> To do
All of the data below must be repeated exactly.

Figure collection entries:
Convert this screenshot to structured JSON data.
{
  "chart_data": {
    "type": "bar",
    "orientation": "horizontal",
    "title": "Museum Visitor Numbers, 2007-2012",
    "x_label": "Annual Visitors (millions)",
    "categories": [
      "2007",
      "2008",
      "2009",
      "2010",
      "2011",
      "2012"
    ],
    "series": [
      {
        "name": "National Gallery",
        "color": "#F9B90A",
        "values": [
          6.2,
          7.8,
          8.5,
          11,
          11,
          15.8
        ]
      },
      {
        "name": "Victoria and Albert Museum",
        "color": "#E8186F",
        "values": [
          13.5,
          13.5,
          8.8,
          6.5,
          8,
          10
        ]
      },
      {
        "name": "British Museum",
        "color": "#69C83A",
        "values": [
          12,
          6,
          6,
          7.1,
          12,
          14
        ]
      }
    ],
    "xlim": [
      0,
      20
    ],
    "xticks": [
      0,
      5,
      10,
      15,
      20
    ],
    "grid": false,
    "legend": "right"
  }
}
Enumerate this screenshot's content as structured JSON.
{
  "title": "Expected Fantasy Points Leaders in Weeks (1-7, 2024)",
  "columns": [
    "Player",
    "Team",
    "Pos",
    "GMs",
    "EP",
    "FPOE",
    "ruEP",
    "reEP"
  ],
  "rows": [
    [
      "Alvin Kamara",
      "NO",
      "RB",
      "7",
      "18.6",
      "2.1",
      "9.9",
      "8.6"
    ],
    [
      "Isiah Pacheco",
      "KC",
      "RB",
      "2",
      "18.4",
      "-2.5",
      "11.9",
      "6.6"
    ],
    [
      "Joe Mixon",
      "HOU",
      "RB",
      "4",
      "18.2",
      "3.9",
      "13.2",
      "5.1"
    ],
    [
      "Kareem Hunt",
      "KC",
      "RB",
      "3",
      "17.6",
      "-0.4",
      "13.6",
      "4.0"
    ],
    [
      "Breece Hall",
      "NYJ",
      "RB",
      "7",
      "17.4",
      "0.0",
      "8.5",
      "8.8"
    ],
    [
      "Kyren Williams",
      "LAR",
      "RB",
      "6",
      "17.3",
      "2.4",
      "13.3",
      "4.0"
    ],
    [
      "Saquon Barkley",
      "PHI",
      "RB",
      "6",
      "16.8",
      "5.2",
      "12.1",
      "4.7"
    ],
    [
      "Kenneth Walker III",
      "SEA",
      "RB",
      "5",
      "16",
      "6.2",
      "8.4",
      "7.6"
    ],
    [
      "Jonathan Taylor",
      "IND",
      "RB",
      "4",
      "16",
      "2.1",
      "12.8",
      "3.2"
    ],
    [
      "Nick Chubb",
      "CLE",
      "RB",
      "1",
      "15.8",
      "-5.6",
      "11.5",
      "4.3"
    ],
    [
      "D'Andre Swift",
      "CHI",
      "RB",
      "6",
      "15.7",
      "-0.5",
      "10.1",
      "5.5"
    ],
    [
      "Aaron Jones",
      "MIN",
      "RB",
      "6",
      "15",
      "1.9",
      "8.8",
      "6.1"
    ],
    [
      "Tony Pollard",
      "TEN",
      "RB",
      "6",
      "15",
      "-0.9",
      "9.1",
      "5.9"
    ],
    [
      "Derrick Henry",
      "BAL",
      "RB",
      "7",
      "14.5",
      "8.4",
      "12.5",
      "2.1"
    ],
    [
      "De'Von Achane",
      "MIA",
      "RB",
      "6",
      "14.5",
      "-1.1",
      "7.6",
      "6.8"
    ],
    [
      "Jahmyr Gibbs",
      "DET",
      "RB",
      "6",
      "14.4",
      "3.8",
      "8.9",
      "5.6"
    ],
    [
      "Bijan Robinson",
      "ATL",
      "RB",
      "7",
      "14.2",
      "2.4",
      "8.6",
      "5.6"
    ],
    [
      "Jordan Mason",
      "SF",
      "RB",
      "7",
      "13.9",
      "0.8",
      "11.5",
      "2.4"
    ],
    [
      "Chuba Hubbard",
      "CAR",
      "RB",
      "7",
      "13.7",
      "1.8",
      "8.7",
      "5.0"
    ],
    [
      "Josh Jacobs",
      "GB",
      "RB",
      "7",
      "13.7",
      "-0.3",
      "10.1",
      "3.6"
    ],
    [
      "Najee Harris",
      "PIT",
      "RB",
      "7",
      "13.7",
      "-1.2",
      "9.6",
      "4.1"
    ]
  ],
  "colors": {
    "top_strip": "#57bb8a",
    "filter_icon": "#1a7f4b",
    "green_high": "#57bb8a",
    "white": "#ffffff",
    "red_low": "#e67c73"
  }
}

> Full response
Convert this screenshot to structured JSON data.
{
  "chart_data": {
    "type": "bar",
    "orientation": "horizontal",
    "title": "Museum Visitor Numbers, 2007-2012",
    "x_label": "Annual Visitors (millions)",
    "categories": [
      "2007",
      "2008",
      "2009",
      "2010",
      "2011",
      "2012"
    ],
    "series": [
      {
        "name": "National Gallery",
        "color": "#F9B90A",
        "values": [
          6.2,
          7.8,
          8.5,
          11,
          11,
          15.8
        ]
      },
      {
        "name": "Victoria and Albert Museum",
        "color": "#E8186F",
        "values": [
          13.5,
          13.5,
          8.8,
          6.5,
          8,
          10
        ]
      },
      {
        "name": "British Museum",
        "color": "#69C83A",
        "values": [
          12,
          6,
          6,
          7.1,
          12,
          14
        ]
      }
    ],
    "xlim": [
      0,
      20
    ],
    "xticks": [
      0,
      5,
      10,
      15,
      20
    ],
    "grid": false,
    "legend": "right"
  }
}
Enumerate this screenshot's content as structured JSON.
{
  "title": "Expected Fantasy Points Leaders in Weeks (1-7, 2024)",
  "columns": [
    "Player",
    "Team",
    "Pos",
    "GMs",
    "EP",
    "FPOE",
    "ruEP",
    "reEP"
  ],
  "rows": [
    [
      "Alvin Kamara",
      "NO",
      "RB",
      "7",
      "18.6",
      "2.1",
      "9.9",
      "8.6"
    ],
    [
      "Isiah Pacheco",
      "KC",
      "RB",
      "2",
      "18.4",
      "-2.5",
      "11.9",
      "6.6"
    ],
    [
      "Joe Mixon",
      "HOU",
      "RB",
      "4",
      "18.2",
      "3.9",
      "13.2",
      "5.1"
    ],
    [
      "Kareem Hunt",
      "KC",
      "RB",
      "3",
      "17.6",
      "-0.4",
      "13.6",
      "4.0"
    ],
    [
      "Breece Hall",
      "NYJ",
      "RB",
      "7",
      "17.4",
      "0.0",
      "8.5",
      "8.8"
    ],
    [
      "Kyren Williams",
      "LAR",
      "RB",
      "6",
      "17.3",
      "2.4",
      "13.3",
      "4.0"
    ],
    [
      "Saquon Barkley",
      "PHI",
      "RB",
      "6",
      "16.8",
      "5.2",
      "12.1",
      "4.7"
    ],
    [
      "Kenneth Walker III",
      "SEA",
      "RB",
      "5",
      "16",
      "6.2",
      "8.4",
      "7.6"
    ],
    [
      "Jonathan Taylor",
      "IND",
      "RB",
      "4",
      "16",
      "2.1",
      "12.8",
      "3.2"
    ],
    [
      "Nick Chubb",
      "CLE",
      "RB",
      "1",
      "15.8",
      "-5.6",
      "11.5",
      "4.3"
    ],
    [
      "D'Andre Swift",
      "CHI",
      "RB",
      "6",
      "15.7",
      "-0.5",
      "10.1",
      "5.5"
    ],
    [
      "Aaron Jones",
      "MIN",
      "RB",
      "6",
      "15",
      "1.9",
      "8.8",
      "6.1"
    ],
    [
      "Tony Pollard",
      "TEN",
      "RB",
      "6",
      "15",
      "-0.9",
      "9.1",
      "5.9"
    ],
    [
      "Derrick Henry",
      "BAL",
      "RB",
      "7",
      "14.5",
      "8.4",
      "12.5",
      "2.1"
    ],
    [
      "De'Von Achane",
      "MIA",
      "RB",
      "6",
      "14.5",
      "-1.1",
      "7.6",
      "6.8"
    ],
    [
      "Jahmyr Gibbs",
      "DET",
      "RB",
      "6",
      "14.4",
      "3.8",
      "8.9",
      "5.6"
    ],
    [
      "Bijan Robinson",
      "ATL",
      "RB",
      "7",
      "14.2",
      "2.4",
      "8.6",
      "5.6"
    ],
    [
      "Jordan Mason",
      "SF",
      "RB",
      "7",
      "13.9",
      "0.8",
      "11.5",
      "2.4"
    ],
    [
      "Chuba Hubbard",
      "CAR",
      "RB",
      "7",
      "13.7",
      "1.8",
      "8.7",
      "5.0"
    ],
    [
      "Josh Jacobs",
      "GB",
      "RB",
      "7",
      "13.7",
      "-0.3",
      "10.1",
      "3.6"
    ],
    [
      "Najee Harris",
      "PIT",
      "RB",
      "7",
      "13.7",
      "-1.2",
      "9.6",
      "4.1"
    ]
  ],
  "colors": {
    "top_strip": "#57bb8a",
    "filter_icon": "#1a7f4b",
    "green_high": "#57bb8a",
    "white": "#ffffff",
    "red_low": "#e67c73"
  }
}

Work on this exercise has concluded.